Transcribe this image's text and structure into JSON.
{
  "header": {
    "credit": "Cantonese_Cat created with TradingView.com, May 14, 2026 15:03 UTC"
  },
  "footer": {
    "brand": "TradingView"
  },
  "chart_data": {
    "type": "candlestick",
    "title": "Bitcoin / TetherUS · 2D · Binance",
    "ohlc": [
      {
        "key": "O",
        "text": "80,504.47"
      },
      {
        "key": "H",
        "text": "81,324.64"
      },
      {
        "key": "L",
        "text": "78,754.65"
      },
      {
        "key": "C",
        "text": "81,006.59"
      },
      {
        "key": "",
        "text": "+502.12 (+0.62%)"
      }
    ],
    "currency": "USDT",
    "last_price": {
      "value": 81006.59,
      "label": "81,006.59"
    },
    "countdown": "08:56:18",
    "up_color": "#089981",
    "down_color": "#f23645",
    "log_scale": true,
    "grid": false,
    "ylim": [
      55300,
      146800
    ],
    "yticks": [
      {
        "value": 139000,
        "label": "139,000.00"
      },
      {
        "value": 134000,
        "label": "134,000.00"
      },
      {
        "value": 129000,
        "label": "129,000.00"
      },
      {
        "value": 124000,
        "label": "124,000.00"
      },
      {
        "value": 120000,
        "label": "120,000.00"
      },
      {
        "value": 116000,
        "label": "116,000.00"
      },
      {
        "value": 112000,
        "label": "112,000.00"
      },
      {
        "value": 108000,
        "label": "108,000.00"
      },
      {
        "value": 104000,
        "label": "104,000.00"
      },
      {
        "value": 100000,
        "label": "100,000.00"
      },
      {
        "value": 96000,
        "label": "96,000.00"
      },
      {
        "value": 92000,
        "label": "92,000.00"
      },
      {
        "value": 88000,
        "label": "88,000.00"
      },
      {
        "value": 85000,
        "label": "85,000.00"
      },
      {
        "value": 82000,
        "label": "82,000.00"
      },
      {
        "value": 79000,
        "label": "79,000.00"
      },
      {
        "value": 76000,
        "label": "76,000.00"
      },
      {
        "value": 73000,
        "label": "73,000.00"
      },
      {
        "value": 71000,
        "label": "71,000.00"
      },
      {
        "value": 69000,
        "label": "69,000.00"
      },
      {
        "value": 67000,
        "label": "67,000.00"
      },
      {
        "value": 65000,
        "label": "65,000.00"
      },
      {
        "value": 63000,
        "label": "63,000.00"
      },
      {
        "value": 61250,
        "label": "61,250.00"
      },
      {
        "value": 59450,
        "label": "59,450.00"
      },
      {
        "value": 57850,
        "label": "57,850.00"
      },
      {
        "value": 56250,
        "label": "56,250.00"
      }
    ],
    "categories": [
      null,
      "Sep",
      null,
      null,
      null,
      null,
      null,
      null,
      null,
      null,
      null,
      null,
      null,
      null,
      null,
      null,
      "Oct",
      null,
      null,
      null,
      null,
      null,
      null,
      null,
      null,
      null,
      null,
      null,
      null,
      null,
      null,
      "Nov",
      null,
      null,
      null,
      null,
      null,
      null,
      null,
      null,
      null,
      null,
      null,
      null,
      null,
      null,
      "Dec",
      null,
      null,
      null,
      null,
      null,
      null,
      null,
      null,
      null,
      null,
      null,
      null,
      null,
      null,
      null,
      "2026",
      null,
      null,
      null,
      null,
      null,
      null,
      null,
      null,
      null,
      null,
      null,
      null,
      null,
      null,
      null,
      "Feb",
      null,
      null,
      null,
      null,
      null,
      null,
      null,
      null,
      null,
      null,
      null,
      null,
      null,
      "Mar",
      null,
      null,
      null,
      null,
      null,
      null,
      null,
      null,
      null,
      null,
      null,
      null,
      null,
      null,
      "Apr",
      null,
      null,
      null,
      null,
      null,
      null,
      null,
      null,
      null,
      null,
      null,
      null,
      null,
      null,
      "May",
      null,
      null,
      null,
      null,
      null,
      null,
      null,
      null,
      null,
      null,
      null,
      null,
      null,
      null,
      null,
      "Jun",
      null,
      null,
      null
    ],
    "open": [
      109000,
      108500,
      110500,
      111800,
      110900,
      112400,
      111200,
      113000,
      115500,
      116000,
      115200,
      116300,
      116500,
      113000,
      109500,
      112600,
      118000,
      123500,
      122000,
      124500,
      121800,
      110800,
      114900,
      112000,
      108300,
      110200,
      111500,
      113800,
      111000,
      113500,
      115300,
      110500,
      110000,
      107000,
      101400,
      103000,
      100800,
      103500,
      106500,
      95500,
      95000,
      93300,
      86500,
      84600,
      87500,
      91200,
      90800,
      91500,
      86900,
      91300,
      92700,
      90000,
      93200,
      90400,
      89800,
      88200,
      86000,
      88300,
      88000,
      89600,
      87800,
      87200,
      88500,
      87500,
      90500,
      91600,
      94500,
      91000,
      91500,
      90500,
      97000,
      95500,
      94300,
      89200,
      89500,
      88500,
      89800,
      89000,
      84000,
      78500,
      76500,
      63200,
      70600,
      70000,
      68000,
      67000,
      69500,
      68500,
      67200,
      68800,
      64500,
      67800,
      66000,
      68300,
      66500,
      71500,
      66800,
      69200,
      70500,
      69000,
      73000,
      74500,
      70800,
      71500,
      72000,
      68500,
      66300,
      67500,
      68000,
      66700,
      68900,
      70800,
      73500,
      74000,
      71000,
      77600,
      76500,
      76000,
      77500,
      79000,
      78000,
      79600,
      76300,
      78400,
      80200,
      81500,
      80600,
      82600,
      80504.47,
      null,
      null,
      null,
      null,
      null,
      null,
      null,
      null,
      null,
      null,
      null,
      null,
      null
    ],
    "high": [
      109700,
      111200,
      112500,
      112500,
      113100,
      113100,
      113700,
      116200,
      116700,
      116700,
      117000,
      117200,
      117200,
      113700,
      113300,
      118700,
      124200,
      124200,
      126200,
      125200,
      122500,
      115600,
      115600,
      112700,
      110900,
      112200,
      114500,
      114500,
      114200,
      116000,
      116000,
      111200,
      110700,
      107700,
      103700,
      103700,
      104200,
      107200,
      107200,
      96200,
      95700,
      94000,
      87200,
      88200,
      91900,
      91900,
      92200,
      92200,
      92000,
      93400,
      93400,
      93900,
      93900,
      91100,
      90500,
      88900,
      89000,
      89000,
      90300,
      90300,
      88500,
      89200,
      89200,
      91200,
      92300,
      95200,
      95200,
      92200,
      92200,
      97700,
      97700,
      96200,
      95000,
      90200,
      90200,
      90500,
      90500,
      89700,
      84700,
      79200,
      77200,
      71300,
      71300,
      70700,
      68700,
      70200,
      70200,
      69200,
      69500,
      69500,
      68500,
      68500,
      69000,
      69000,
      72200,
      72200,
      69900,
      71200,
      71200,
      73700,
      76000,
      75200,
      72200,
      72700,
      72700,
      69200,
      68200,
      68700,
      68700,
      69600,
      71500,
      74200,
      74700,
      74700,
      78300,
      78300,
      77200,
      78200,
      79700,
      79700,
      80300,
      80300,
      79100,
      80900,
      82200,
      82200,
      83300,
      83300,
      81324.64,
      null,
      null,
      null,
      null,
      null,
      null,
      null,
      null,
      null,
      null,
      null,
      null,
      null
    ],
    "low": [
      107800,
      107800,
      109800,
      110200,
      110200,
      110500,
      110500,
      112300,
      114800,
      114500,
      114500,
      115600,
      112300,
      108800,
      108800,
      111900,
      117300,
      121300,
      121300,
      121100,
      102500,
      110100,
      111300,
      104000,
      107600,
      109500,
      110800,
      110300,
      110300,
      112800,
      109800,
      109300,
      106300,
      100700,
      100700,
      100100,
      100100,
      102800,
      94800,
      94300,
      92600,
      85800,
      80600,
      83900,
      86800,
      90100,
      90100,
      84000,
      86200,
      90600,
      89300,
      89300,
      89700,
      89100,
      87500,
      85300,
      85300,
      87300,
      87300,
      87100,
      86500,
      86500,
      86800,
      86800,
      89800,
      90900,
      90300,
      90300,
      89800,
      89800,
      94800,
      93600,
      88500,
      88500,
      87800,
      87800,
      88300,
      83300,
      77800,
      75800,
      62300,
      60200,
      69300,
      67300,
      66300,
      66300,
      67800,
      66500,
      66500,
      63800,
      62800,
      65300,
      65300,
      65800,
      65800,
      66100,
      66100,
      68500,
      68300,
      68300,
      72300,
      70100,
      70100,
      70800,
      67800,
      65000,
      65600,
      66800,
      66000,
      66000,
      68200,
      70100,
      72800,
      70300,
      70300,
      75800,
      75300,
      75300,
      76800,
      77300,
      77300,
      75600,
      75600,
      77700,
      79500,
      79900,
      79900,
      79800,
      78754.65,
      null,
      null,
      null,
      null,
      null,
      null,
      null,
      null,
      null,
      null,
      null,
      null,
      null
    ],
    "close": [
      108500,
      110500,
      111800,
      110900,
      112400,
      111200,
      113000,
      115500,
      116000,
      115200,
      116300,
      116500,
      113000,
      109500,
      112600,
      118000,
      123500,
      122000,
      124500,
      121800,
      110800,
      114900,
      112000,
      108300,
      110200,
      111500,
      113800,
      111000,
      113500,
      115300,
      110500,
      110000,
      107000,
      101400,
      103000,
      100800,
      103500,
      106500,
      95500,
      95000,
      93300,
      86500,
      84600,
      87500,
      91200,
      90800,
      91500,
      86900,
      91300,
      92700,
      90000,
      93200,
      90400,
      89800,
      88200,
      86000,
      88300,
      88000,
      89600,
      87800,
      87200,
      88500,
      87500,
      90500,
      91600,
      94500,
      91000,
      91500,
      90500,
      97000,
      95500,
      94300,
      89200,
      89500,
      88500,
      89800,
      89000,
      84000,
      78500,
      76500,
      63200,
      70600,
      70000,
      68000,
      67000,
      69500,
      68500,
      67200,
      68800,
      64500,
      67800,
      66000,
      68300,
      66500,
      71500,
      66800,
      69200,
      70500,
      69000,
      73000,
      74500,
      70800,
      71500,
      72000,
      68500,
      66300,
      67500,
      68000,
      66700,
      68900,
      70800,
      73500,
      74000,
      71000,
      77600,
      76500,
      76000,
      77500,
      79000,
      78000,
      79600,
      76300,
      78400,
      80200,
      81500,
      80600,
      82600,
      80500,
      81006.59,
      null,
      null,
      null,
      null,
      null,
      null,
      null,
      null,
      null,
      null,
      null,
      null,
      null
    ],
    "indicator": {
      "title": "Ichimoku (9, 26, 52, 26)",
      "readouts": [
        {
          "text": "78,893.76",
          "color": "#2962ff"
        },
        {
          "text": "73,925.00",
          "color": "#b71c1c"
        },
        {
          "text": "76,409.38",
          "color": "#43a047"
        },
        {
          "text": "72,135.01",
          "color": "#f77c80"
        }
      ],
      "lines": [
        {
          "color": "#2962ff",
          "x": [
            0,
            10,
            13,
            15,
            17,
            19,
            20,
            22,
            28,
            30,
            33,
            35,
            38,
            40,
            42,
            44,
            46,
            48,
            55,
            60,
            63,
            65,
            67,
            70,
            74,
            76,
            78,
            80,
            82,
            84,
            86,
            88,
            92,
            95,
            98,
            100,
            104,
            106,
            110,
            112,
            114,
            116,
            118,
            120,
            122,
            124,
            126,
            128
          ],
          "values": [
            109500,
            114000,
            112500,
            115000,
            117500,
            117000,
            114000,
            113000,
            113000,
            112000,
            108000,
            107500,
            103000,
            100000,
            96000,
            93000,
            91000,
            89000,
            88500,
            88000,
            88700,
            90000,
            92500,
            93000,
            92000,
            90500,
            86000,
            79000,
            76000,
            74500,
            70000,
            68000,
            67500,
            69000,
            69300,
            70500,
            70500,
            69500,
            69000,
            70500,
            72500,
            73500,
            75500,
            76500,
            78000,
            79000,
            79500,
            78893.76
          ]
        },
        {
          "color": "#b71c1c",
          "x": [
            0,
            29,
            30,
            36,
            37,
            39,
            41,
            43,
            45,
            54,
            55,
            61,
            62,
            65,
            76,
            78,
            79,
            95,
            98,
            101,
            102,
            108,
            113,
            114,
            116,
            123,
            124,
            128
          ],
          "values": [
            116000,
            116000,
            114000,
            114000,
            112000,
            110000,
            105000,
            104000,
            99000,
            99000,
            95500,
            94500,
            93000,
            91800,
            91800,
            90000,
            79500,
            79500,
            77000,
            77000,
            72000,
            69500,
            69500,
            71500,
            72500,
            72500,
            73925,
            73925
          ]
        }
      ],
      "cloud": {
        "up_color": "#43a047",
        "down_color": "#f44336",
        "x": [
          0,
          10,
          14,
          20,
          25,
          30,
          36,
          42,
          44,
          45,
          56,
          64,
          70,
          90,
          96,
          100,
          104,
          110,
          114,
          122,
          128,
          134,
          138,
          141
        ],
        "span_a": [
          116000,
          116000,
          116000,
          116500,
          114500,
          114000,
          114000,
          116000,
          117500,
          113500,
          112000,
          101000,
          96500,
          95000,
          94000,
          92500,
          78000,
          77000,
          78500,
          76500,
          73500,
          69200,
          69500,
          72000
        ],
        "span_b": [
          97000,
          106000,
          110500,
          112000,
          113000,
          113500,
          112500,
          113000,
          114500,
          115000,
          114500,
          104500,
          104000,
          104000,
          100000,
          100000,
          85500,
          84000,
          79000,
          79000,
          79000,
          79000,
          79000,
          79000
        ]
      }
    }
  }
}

Goal:
Lines in the records that hold the word "TradingView" are to be counted; give only the total.

Task output:
2